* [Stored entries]
##############################
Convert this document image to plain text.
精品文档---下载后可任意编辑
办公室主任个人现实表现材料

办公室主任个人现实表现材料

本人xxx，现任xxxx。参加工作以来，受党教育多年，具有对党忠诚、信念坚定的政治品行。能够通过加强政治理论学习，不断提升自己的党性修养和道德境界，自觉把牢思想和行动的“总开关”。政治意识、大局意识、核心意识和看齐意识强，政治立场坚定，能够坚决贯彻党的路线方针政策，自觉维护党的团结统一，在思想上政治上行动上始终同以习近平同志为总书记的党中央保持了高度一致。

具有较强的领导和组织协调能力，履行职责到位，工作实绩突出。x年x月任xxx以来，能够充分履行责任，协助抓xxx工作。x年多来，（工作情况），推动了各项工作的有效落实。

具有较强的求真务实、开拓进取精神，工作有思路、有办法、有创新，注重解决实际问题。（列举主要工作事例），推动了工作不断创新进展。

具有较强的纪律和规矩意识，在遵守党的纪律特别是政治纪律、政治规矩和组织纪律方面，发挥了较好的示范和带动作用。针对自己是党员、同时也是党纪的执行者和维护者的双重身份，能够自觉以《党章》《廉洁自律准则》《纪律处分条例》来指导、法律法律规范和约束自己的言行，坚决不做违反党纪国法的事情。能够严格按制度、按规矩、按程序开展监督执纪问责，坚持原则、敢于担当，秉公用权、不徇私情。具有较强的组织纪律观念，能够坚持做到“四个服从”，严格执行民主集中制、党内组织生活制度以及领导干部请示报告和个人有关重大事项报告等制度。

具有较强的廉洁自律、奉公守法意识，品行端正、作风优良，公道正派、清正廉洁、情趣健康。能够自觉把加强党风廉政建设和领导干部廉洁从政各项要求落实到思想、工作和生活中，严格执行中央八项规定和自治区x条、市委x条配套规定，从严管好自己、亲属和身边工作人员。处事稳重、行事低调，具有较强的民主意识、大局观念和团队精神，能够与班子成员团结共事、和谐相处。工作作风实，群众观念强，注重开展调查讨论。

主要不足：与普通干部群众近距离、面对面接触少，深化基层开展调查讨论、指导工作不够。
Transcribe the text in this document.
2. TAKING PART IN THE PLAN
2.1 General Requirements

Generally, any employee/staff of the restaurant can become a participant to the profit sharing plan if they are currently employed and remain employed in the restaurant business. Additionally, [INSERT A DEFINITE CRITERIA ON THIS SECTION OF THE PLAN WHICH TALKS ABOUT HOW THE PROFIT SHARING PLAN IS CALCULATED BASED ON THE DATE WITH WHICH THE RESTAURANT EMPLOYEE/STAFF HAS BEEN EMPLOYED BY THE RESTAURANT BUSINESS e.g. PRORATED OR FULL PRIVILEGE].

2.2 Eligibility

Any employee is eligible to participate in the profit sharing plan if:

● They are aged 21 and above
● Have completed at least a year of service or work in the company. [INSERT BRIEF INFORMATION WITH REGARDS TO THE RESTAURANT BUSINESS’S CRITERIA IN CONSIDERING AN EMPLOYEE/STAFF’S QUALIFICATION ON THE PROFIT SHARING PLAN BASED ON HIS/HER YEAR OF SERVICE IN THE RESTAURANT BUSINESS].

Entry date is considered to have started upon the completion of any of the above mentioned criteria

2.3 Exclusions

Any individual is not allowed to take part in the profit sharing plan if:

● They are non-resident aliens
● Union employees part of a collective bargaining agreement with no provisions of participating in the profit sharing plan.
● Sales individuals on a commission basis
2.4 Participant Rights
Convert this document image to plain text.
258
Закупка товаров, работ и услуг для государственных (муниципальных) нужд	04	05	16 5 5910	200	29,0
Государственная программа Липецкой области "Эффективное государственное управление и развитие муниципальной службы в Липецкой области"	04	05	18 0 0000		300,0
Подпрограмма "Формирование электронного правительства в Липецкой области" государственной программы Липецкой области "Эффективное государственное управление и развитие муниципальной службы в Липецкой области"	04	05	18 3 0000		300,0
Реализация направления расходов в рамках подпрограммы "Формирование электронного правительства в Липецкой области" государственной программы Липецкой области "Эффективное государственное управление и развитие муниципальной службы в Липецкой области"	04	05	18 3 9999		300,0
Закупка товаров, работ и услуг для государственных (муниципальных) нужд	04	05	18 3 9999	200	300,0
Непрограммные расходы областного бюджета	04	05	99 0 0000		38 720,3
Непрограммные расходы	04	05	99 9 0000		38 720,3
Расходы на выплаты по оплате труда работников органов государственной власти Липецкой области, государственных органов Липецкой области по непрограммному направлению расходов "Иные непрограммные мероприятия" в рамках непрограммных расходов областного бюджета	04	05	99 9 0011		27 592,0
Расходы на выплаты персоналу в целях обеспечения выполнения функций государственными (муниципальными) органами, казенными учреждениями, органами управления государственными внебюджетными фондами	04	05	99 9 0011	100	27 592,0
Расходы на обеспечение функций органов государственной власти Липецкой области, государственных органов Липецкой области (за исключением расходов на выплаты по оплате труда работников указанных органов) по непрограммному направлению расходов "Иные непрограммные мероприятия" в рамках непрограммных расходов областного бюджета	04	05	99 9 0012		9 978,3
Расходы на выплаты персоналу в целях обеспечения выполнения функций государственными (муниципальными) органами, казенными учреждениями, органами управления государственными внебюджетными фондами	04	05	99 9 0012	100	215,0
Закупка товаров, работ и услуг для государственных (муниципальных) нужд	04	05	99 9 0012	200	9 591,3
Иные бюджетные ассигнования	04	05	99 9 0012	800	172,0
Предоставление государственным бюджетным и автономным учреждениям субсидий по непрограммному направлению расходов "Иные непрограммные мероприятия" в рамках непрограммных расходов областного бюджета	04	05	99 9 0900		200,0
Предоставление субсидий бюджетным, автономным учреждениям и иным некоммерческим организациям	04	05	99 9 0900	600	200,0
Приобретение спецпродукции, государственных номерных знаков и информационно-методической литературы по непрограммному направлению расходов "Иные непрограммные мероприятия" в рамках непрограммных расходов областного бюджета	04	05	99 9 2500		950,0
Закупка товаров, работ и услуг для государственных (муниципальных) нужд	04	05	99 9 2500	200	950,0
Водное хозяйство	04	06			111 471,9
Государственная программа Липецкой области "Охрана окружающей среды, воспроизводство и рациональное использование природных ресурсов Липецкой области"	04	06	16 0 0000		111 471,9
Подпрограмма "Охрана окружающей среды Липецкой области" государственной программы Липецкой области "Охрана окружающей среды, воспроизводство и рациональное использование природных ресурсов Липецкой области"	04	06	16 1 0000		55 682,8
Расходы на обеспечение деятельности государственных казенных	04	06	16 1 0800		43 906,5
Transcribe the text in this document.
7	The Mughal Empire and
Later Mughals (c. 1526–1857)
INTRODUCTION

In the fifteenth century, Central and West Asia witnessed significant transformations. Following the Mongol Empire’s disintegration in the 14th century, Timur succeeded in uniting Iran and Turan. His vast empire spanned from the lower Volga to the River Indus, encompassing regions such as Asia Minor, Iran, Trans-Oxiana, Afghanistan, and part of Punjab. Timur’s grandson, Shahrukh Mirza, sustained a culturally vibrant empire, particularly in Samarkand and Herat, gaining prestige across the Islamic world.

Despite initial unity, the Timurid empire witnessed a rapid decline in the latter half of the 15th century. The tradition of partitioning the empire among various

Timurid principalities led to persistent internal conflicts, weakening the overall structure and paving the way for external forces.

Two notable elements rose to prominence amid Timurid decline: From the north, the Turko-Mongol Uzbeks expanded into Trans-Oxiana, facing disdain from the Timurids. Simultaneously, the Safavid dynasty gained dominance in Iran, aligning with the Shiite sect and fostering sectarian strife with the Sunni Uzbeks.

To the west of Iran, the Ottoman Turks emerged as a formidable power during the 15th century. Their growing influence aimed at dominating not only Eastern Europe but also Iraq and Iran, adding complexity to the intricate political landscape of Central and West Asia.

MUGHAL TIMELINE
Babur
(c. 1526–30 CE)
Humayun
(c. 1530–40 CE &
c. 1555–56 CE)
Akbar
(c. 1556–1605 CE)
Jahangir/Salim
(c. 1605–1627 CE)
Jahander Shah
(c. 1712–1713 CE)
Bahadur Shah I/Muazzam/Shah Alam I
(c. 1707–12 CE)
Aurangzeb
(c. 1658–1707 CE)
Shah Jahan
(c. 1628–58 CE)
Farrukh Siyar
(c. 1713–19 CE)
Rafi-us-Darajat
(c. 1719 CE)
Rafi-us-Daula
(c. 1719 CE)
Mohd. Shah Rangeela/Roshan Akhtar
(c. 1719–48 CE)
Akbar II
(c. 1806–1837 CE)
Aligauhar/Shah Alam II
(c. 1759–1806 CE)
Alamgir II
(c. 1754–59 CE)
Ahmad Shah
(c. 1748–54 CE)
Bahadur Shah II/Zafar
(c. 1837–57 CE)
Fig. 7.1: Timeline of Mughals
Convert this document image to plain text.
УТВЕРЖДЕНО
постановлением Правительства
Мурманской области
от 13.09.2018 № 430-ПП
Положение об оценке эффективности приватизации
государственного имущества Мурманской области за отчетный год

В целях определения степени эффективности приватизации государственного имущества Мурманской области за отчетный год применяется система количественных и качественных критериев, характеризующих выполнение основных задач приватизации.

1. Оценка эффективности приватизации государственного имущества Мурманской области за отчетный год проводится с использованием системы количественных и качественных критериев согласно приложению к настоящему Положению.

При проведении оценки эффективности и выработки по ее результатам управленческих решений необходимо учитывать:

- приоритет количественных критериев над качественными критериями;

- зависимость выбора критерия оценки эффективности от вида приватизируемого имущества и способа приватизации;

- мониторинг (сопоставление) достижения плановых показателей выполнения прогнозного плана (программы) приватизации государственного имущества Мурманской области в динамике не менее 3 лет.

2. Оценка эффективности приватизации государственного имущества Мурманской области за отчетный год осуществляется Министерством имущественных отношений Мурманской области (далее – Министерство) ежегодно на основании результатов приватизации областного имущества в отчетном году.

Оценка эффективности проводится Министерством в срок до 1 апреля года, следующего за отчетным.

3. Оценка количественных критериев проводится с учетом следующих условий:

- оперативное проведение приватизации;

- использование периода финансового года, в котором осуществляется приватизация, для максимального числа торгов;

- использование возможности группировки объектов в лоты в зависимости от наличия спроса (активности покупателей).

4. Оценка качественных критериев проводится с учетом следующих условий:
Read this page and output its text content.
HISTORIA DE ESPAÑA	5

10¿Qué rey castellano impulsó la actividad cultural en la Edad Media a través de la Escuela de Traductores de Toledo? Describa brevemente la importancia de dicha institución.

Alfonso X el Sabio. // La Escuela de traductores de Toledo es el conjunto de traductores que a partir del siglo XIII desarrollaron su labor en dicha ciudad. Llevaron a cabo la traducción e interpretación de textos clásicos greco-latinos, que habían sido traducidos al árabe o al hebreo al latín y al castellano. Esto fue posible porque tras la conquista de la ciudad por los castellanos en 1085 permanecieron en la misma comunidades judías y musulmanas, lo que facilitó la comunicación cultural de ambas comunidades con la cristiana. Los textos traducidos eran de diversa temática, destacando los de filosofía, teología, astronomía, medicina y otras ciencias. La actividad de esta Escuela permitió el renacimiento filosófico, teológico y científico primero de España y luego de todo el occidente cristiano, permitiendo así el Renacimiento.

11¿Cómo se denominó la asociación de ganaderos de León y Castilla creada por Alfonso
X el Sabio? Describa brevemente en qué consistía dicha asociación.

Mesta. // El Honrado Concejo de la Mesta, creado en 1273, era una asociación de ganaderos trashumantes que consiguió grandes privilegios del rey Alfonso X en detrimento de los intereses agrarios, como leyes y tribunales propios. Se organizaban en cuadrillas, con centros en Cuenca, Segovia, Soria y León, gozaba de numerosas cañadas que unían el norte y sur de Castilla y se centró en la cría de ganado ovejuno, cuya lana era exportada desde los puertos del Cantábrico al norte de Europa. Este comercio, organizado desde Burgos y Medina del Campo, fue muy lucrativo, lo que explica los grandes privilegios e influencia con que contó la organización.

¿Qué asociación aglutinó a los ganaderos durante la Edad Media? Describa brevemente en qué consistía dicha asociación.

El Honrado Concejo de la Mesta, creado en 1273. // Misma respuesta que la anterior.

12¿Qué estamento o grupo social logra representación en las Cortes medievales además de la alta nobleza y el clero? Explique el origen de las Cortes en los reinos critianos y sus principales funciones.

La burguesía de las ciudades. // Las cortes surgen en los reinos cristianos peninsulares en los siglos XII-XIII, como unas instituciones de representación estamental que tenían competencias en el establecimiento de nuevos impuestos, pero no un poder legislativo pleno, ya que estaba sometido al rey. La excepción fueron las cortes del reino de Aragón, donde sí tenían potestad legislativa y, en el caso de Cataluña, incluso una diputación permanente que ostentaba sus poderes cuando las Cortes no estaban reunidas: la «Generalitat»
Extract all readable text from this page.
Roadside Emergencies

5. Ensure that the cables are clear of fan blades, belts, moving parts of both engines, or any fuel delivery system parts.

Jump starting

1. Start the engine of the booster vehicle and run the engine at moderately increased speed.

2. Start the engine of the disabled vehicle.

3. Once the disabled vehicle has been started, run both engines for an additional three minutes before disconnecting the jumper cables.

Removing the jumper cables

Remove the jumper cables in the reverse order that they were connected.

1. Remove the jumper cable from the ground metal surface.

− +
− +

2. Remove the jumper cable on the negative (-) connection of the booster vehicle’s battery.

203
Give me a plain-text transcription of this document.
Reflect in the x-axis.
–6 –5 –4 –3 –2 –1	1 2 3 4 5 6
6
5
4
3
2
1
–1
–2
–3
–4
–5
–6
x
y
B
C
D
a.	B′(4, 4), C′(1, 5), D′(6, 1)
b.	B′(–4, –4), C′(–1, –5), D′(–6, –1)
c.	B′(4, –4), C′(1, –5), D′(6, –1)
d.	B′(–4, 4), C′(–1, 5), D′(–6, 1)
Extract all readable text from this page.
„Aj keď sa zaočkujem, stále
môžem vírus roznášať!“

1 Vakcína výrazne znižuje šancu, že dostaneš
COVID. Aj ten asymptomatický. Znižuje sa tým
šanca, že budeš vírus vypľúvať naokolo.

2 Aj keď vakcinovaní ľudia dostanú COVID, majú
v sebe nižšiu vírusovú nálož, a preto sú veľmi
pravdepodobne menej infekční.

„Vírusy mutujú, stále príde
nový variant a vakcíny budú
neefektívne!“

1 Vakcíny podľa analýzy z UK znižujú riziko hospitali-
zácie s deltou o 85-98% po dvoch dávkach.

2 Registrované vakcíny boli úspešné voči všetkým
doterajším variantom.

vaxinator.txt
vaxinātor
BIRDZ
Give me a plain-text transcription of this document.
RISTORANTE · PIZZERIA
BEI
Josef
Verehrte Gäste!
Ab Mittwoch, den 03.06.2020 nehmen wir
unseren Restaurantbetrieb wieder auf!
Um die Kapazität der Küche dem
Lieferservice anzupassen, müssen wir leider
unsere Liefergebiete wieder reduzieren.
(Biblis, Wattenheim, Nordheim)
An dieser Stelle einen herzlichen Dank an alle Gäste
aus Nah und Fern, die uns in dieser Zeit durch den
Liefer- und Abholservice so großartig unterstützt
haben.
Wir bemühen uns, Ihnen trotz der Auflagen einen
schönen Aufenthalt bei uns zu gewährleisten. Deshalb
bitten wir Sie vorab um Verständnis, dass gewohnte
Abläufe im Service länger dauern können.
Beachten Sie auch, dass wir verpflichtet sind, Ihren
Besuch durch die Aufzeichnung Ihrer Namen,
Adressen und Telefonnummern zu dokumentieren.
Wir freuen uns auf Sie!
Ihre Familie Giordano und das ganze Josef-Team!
##############################
* [Stated exercise] Gather every line from the entries above where the word "направлению" appears, and copy them.

* [Worked answer]
Расходы на выплаты по оплате труда работников органов государственной власти Липецкой области, государственных органов Липецкой области по непрограммному направлению расходов "Иные непрограммные мероприятия" в рамках непрограммных расходов областного бюджета	04	05	99 9 0011		27 592,0
Расходы на обеспечение функций органов государственной власти Липецкой области, государственных органов Липецкой области (за исключением расходов на выплаты по оплате труда работников указанных органов) по непрограммному направлению расходов "Иные непрограммные мероприятия" в рамках непрограммных расходов областного бюджета	04	05	99 9 0012		9 978,3
Предоставление государственным бюджетным и автономным учреждениям субсидий по непрограммному направлению расходов "Иные непрограммные мероприятия" в рамках непрограммных расходов областного бюджета	04	05	99 9 0900		200,0
Приобретение спецпродукции, государственных номерных знаков и информационно-методической литературы по непрограммному направлению расходов "Иные непрограммные мероприятия" в рамках непрограммных расходов областного бюджета	04	05	99 9 2500		950,0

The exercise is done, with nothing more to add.